◆ **Short problem**
Copy out all lines that carry the word "linear".

(Saved data entries)
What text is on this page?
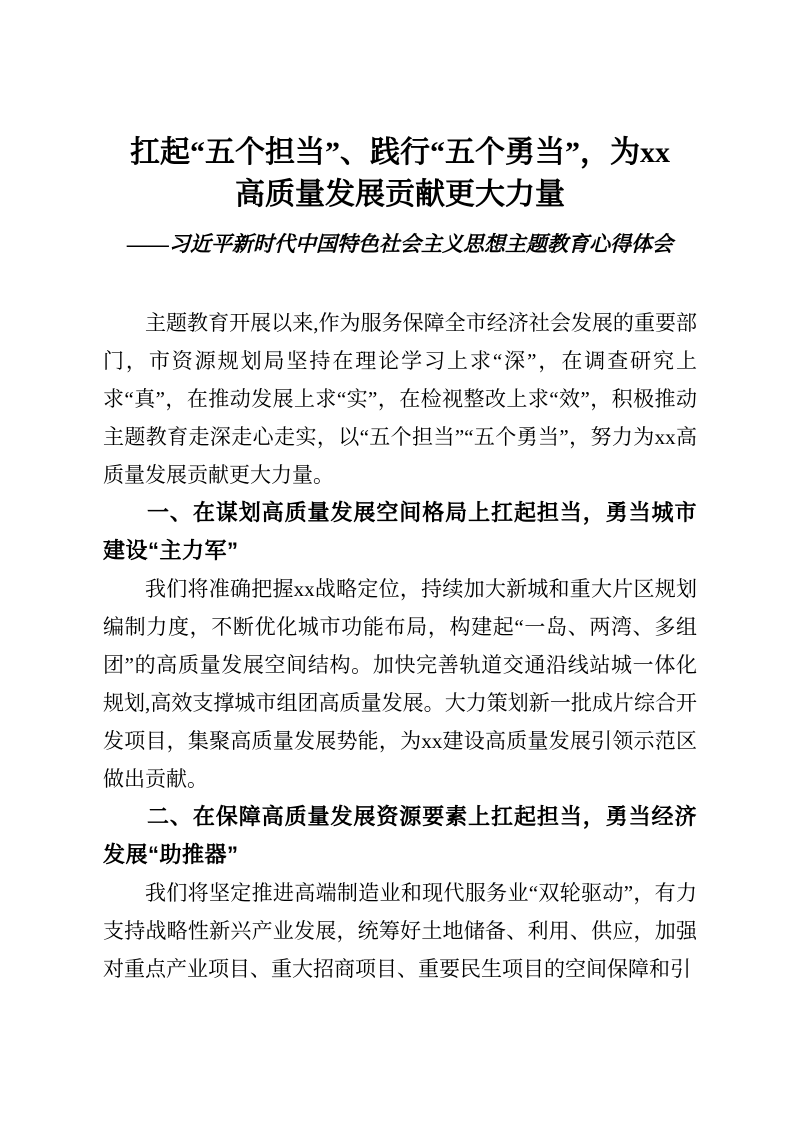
扛起“五个担当”、践行“五个勇当”，为xx
高质量发展贡献更大力量
——习近平新时代中国特色社会主义思想主题教育心得体会

主题教育开展以来,作为服务保障全市经济社会发展的重要部门，市资源规划局坚持在理论学习上求“深”，在调查研究上求“真”，在推动发展上求“实”，在检视整改上求“效”，积极推动主题教育走深走心走实，以“五个担当”“五个勇当”，努力为xx高质量发展贡献更大力量。

一、在谋划高质量发展空间格局上扛起担当，勇当城市建设“主力军”

我们将准确把握xx战略定位，持续加大新城和重大片区规划编制力度，不断优化城市功能布局，构建起“一岛、两湾、多组团”的高质量发展空间结构。加快完善轨道交通沿线站城一体化规划,高效支撑城市组团高质量发展。大力策划新一批成片综合开发项目，集聚高质量发展势能，为xx建设高质量发展引领示范区做出贡献。

二、在保障高质量发展资源要素上扛起担当，勇当经济发展“助推器”

我们将坚定推进高端制造业和现代服务业“双轮驱动”，有力支持战略性新兴产业发展，统筹好土地储备、利用、供应，加强对重点产业项目、重大招商项目、重要民生项目的空间保障和引
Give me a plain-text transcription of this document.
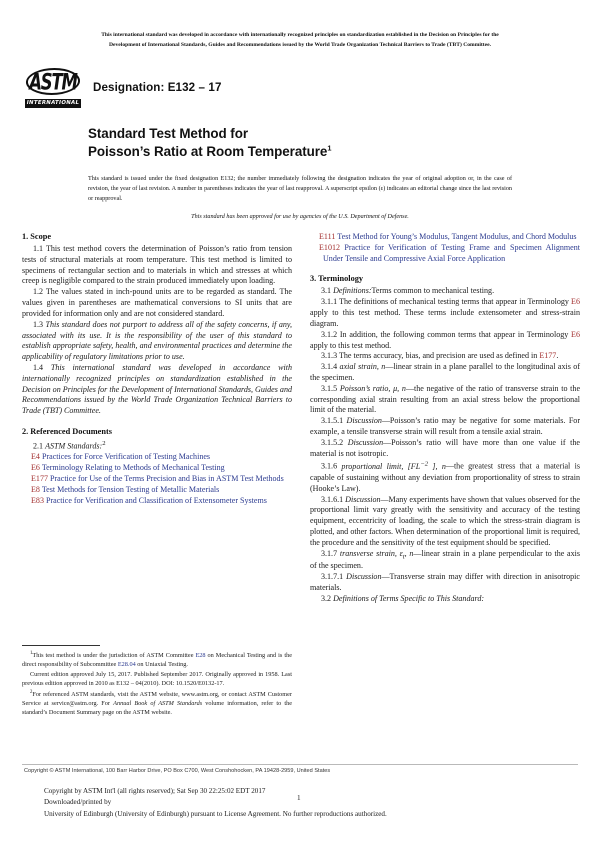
This international standard was developed in accordance with internationally recognized principles on standardization established in the Decision on Principles for the
Development of International Standards, Guides and Recommendations issued by the World Trade Organization Technical Barriers to Trade (TBT) Committee.
ASTM
INTERNATIONAL
Designation: E132 – 17
Standard Test Method for
Poisson’s Ratio at Room Temperature$^1$
This standard is issued under the fixed designation E132; the number immediately following the designation indicates the year of original adoption or, in the case of revision, the year of last revision. A number in parentheses indicates the year of last reapproval. A superscript epsilon (ε) indicates an editorial change since the last revision or reapproval.
This standard has been approved for use by agencies of the U.S. Department of Defense.
1. Scope

1.1 This test method covers the determination of Poisson’s ratio from tension tests of structural materials at room temperature. This test method is limited to specimens of rectangular section and to materials in which and stresses at which creep is negligible compared to the strain produced immediately upon loading.

1.2 The values stated in inch-pound units are to be regarded as standard. The values given in parentheses are mathematical conversions to SI units that are provided for information only and are not considered standard.

1.3 This standard does not purport to address all of the safety concerns, if any, associated with its use. It is the responsibility of the user of this standard to establish appropriate safety, health, and environmental practices and determine the applicability of regulatory limitations prior to use.

1.4 This international standard was developed in accordance with internationally recognized principles on standardization established in the Decision on Principles for the Development of International Standards, Guides and Recommendations issued by the World Trade Organization Technical Barriers to Trade (TBT) Committee.

2. Referenced Documents

2.1 ASTM Standards:$^2$

E4 Practices for Force Verification of Testing Machines

E6 Terminology Relating to Methods of Mechanical Testing

E177 Practice for Use of the Terms Precision and Bias in ASTM Test Methods

E8 Test Methods for Tension Testing of Metallic Materials

E83 Practice for Verification and Classification of Extensometer Systems

E111 Test Method for Young’s Modulus, Tangent Modulus, and Chord Modulus

E1012 Practice for Verification of Testing Frame and Specimen Alignment Under Tensile and Compressive Axial Force Application

3. Terminology

3.1 Definitions:Terms common to mechanical testing.

3.1.1 The definitions of mechanical testing terms that appear in Terminology E6 apply to this test method. These terms include extensometer and stress-strain diagram.

3.1.2 In addition, the following common terms that appear in Terminology E6 apply to this test method.

3.1.3 The terms accuracy, bias, and precision are used as defined in E177.

3.1.4 axial strain, n—linear strain in a plane parallel to the longitudinal axis of the specimen.

3.1.5 Poisson’s ratio, μ, n—the negative of the ratio of transverse strain to the corresponding axial strain resulting from an axial stress below the proportional limit of the material.

3.1.5.1 Discussion—Poisson’s ratio may be negative for some materials. For example, a tensile transverse strain will result from a tensile axial strain.

3.1.5.2 Discussion—Poisson’s ratio will have more than one value if the material is not isotropic.

3.1.6 proportional limit, [$FL^{-2}$ ], n—the greatest stress that a material is capable of sustaining without any deviation from proportionality of stress to strain (Hooke’s Law).

3.1.6.1 Discussion—Many experiments have shown that values observed for the proportional limit vary greatly with the sensitivity and accuracy of the testing equipment, eccentricity of loading, the scale to which the stress-strain diagram is plotted, and other factors. When determination of the proportional limit is required, the procedure and the sensitivity of the test equipment should be specified.

3.1.7 transverse strain, $\varepsilon_t$, n—linear strain in a plane perpendicular to the axis of the specimen.

3.1.7.1 Discussion—Transverse strain may differ with direction in anisotropic materials.

3.2 Definitions of Terms Specific to This Standard:

$^1$This test method is under the jurisdiction of ASTM Committee E28 on Mechanical Testing and is the direct responsibility of Subcommittee E28.04 on Uniaxial Testing.

Current edition approved July 15, 2017. Published September 2017. Originally approved in 1958. Last previous edition approved in 2010 as E132 – 04(2010). DOI: 10.1520/E0132-17.

$^2$For referenced ASTM standards, visit the ASTM website, www.astm.org, or contact ASTM Customer Service at service@astm.org. For Annual Book of ASTM Standards volume information, refer to the standard’s Document Summary page on the ASTM website.

Copyright © ASTM International, 100 Barr Harbor Drive, PO Box C700, West Conshohocken, PA 19428-2959, United States
Copyright by ASTM Int'l (all rights reserved); Sat Sep 30 22:25:02 EDT 2017
Downloaded/printed by
University of Edinburgh (University of Edinburgh) pursuant to License Agreement. No further reproductions authorized.
1
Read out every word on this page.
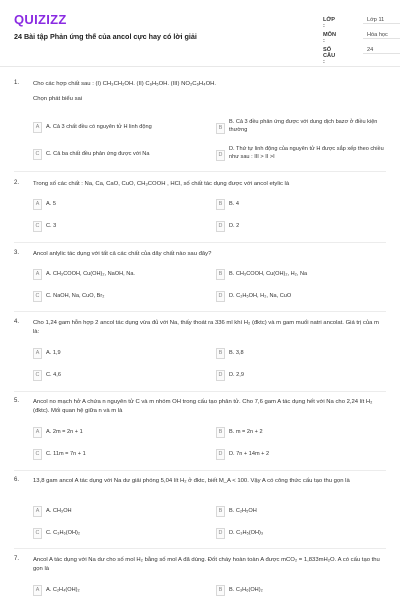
QUIZIZZ
24 Bài tập Phản ứng thế của ancol cực hay có lời giải
LỚP :
Lớp 11
MÔN :
Hóa học
SỐ CÂU :
24
1. Cho các hợp chất sau : (I) CH₃CH₂OH. (II) C₆H₅OH. (III) NO₂C₆H₄OH.
Chọn phát biểu sai
A	A. Cả 3 chất đều có nguyên tử H linh động	B
B. Cả 3 đều phản ứng được với dung dịch bazơ ở điều kiện thường
C	C. Cả ba chất đều phản ứng được với Na	D
D. Thứ tự linh động của nguyên tử H được sắp xếp theo chiều như sau : III > II >I
2. Trong số các chất : Na, Ca, CaO, CuO, CH₃COOH , HCl, số chất tác dụng được với ancol etylic là
A	A. 5	B	B. 4
C	C. 3	D	D. 2
3. Ancol anlylic tác dụng với tất cả các chất của dãy chất nào sau đây?
A	A. CH₃COOH, Cu(OH)₂, NaOH, Na.	B	B. CH₃COOH, Cu(OH)₂, H₂, Na
C	C. NaOH, Na, CuO, Br₂	D	D. C₂H₅OH, H₂, Na, CuO
4. Cho 1,24 gam hỗn hợp 2 ancol tác dụng vừa đủ với Na, thấy thoát ra 336 ml khí H₂ (đktc) và m gam muối natri ancolat. Giá trị của m là:
A	A. 1,9	B	B. 3,8
C	C. 4,6	D	D. 2,9
5. Ancol no mạch hở A chứa n nguyên tử C và m nhóm OH trong cấu tạo phân tử. Cho 7,6 gam A tác dụng hết với Na cho 2,24 lít H₂ (đktc). Mối quan hệ giữa n và m là
A	A. 2m = 2n + 1	B	B. m = 2n + 2
C	C. 11m = 7n + 1	D	D. 7n + 14m + 2
6. 13,8 gam ancol A tác dụng với Na dư giải phóng 5,04 lít H₂ ở đktc, biết M_A < 100. Vậy A có công thức cấu tạo thu gọn là
A	A. CH₃OH	B	B. C₂H₅OH
C	C. C₃H₆(OH)₂	D	D. C₃H₅(OH)₃
7. Ancol A tác dụng với Na dư cho số mol H₂ bằng số mol A đã dùng. Đốt cháy hoàn toàn A được mCO₂ = 1,833mH₂O. A có cấu tạo thu gọn là
A	A. C₂H₄(OH)₂	B	B. C₃H₆(OH)₂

◆ **Answer to the task**
3.1.4 axial strain, n—linear strain in a plane parallel to the longitudinal axis of the specimen.
3.1.7 transverse strain, $\varepsilon_t$, n—linear strain in a plane perpendicular to the axis of the specimen.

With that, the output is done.